Exercise goal:
Show only lines that include "this".

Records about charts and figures
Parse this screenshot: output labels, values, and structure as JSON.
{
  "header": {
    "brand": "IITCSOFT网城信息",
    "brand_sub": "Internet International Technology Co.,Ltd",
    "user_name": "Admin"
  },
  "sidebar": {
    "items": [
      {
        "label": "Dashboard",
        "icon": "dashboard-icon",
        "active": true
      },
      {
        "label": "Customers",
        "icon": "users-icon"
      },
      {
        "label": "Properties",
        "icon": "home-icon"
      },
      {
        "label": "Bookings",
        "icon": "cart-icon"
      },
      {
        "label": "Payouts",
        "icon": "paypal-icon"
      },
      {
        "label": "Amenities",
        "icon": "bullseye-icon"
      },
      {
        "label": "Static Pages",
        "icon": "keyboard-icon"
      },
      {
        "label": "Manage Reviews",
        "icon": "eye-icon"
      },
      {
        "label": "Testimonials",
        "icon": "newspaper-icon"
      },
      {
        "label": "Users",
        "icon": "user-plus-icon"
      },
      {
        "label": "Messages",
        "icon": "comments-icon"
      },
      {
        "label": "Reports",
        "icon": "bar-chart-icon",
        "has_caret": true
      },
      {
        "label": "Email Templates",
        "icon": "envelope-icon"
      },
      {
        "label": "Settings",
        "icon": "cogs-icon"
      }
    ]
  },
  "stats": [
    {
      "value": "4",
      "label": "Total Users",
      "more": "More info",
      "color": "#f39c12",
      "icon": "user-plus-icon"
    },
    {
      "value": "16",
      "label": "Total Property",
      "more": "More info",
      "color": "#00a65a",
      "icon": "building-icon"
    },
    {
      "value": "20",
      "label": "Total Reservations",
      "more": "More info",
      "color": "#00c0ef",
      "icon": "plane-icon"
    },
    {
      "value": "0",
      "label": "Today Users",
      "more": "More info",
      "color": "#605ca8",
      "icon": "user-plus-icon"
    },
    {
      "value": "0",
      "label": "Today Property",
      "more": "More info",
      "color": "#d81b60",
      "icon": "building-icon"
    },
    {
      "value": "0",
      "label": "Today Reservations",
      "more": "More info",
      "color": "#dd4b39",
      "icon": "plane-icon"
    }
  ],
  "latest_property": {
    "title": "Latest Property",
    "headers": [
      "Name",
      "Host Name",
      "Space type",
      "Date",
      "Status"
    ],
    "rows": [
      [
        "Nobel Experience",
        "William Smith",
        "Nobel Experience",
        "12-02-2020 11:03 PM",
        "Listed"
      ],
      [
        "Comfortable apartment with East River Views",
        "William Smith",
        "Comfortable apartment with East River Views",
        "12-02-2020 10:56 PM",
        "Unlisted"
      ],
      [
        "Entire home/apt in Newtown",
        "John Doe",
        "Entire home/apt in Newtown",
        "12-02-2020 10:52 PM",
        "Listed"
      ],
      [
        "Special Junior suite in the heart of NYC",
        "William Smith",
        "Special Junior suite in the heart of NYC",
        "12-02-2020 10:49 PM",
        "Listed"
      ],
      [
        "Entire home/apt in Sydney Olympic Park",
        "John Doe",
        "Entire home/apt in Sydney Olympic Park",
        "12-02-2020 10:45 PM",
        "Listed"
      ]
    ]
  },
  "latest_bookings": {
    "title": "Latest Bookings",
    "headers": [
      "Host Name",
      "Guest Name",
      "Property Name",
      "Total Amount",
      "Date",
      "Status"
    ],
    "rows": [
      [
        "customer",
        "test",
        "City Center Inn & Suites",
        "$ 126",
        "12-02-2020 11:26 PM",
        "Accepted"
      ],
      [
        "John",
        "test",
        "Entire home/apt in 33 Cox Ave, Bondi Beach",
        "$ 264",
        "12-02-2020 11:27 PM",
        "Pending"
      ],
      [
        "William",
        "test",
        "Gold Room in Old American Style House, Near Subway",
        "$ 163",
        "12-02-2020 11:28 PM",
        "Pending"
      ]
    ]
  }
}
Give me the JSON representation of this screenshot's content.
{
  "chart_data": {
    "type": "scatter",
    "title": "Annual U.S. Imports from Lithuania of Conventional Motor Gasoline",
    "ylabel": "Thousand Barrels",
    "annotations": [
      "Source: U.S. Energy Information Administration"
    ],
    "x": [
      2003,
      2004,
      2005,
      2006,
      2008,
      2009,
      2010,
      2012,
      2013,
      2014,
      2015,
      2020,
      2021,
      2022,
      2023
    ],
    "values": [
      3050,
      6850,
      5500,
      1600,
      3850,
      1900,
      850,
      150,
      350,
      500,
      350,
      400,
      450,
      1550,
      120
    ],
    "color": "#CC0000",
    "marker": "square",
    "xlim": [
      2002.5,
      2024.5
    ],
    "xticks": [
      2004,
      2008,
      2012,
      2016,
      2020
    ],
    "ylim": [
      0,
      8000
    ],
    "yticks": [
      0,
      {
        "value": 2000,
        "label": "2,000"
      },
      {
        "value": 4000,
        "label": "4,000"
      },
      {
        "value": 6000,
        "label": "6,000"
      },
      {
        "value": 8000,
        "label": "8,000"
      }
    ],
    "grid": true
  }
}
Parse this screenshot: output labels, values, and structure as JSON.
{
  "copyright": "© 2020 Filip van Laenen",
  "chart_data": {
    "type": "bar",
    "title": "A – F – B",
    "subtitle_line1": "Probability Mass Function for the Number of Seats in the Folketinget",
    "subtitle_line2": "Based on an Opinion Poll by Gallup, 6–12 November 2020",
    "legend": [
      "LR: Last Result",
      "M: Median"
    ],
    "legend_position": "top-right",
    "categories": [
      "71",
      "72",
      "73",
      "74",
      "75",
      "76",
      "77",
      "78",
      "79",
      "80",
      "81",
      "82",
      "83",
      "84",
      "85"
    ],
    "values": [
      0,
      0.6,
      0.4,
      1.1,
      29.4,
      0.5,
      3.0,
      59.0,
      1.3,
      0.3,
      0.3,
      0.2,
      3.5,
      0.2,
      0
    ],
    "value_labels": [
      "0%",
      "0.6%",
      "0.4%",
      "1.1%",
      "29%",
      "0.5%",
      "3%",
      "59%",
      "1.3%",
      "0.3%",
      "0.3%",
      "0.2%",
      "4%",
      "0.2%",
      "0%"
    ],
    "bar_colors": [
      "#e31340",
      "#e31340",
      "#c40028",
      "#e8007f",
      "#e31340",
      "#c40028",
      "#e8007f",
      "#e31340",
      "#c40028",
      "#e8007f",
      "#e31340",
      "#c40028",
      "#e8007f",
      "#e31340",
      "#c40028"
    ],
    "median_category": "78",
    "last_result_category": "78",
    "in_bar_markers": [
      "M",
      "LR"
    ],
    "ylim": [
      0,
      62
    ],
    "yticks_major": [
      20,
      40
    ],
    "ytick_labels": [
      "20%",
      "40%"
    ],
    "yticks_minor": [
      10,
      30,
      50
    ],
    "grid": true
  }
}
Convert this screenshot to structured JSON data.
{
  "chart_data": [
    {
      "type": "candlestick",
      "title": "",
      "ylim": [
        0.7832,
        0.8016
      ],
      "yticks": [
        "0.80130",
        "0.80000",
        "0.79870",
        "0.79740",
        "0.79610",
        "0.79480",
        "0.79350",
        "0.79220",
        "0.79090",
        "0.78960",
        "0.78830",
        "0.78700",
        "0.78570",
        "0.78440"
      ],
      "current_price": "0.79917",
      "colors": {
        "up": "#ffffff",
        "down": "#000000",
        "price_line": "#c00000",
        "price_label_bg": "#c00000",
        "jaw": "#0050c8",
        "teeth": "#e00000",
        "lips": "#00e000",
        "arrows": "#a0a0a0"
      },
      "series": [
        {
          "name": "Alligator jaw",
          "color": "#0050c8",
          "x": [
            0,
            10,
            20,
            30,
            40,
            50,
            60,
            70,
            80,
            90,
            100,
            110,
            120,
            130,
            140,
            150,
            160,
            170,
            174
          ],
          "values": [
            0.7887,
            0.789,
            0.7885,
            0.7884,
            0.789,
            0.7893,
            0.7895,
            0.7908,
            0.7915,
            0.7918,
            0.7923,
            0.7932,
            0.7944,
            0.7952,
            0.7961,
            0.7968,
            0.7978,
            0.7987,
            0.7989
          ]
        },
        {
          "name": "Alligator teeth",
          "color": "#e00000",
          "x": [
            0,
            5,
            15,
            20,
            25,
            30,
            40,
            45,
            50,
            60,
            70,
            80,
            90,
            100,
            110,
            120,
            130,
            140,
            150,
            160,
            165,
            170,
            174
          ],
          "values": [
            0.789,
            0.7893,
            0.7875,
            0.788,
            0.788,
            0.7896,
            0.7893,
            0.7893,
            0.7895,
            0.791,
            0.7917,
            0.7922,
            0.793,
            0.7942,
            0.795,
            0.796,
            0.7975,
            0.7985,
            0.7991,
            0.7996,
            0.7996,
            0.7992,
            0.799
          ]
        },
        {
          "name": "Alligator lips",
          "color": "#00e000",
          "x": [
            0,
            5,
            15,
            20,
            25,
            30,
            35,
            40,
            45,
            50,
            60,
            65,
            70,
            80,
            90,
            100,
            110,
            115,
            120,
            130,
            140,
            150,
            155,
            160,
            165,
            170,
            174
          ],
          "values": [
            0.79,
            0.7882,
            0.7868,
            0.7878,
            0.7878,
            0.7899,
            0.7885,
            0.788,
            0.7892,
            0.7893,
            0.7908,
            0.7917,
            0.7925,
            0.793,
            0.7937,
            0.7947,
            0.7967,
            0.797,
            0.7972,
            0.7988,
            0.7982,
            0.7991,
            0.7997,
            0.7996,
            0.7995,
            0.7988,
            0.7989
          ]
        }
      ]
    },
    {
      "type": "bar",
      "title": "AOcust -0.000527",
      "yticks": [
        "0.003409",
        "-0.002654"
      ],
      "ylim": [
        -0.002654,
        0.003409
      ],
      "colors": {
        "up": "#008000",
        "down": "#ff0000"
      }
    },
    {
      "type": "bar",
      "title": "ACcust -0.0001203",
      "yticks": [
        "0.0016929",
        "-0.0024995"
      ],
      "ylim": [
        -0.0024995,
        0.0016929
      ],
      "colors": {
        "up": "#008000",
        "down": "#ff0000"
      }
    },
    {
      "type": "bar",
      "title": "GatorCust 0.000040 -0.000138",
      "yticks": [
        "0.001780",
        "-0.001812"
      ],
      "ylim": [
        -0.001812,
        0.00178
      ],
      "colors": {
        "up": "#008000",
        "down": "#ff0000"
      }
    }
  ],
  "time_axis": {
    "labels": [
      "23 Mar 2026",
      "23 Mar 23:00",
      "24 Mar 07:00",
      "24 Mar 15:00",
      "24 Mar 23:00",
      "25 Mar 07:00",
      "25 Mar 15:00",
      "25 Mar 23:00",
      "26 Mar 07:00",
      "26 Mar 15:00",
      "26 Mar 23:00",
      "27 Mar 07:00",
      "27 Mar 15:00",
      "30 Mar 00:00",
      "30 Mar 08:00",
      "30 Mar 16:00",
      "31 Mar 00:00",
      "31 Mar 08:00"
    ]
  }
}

Result:
Parse this screenshot: output labels, values, and structure as JSON.
Give me the JSON representation of this screenshot's content.
Parse this screenshot: output labels, values, and structure as JSON.
Convert this screenshot to structured JSON data.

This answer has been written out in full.